##### Entries shown #####
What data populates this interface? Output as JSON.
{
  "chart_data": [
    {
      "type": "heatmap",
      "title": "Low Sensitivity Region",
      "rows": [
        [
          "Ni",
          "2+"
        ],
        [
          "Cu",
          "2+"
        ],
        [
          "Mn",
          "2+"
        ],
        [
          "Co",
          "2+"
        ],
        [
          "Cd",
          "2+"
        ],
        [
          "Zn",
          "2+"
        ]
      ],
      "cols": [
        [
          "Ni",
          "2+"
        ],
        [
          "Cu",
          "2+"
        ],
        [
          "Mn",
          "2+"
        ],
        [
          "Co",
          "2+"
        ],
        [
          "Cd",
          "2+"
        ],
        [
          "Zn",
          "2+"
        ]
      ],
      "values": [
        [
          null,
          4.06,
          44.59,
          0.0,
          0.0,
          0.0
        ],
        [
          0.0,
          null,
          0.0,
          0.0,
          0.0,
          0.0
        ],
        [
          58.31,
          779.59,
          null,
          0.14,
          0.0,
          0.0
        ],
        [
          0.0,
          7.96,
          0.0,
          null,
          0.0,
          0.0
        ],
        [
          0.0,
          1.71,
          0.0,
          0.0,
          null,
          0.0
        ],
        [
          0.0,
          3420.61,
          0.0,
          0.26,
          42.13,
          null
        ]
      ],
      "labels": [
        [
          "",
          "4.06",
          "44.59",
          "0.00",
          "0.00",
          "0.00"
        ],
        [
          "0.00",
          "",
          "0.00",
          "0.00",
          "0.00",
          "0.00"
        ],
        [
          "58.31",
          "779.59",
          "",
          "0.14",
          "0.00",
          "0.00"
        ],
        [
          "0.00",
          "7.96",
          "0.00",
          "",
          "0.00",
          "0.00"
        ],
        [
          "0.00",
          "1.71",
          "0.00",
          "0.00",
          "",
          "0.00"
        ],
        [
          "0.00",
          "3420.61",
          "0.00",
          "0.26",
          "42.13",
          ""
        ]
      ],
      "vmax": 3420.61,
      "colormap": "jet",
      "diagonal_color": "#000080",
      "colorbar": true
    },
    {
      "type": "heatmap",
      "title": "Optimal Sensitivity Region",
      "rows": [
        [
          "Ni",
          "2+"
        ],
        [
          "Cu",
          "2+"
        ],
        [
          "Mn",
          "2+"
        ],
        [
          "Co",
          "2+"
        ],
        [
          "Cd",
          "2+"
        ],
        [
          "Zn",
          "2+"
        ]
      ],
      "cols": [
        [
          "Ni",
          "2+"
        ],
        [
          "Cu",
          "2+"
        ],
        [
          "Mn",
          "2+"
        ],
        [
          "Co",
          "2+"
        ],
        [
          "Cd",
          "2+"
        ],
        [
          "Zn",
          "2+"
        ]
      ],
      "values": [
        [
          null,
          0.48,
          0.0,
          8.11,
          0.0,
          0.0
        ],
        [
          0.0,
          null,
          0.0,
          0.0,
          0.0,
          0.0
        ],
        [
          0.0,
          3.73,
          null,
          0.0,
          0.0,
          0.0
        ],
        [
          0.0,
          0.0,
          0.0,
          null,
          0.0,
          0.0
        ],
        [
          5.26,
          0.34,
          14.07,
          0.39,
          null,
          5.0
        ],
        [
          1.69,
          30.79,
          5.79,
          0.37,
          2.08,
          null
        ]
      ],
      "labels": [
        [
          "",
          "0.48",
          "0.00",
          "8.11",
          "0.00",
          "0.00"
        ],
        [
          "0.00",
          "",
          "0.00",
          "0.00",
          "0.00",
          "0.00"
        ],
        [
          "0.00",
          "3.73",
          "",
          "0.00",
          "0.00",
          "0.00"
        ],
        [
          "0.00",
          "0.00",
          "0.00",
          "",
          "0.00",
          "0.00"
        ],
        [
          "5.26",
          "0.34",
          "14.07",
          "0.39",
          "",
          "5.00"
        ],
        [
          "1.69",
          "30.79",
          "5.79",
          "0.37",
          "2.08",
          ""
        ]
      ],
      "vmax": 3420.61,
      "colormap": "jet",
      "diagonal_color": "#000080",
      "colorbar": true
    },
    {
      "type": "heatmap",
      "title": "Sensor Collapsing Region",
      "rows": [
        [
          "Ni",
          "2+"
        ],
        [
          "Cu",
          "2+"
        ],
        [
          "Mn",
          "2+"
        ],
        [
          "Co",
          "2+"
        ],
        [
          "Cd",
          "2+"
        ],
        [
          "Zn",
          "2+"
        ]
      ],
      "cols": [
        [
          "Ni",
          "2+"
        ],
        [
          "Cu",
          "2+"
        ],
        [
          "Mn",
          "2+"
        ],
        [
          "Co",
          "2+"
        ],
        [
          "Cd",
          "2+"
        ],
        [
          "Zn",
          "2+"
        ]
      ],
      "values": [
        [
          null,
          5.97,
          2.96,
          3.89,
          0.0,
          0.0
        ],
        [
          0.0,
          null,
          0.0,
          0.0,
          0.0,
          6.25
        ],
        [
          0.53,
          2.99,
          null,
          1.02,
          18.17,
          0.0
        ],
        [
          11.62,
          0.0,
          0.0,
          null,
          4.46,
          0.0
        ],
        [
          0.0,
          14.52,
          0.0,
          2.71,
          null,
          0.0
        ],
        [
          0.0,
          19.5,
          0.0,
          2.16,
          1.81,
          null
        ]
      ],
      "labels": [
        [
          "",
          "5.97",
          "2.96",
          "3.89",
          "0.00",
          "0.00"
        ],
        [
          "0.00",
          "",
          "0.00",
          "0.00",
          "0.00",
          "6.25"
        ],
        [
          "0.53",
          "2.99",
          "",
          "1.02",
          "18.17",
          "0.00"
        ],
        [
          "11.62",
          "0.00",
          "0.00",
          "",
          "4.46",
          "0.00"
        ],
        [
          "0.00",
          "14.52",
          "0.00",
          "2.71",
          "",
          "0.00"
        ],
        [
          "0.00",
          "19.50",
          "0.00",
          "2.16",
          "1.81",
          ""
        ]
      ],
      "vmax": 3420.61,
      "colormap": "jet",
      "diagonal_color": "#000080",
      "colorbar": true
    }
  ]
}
#####
Determine the number of lines in the listing that hold the word "Region", and supply that number and nothing further.

3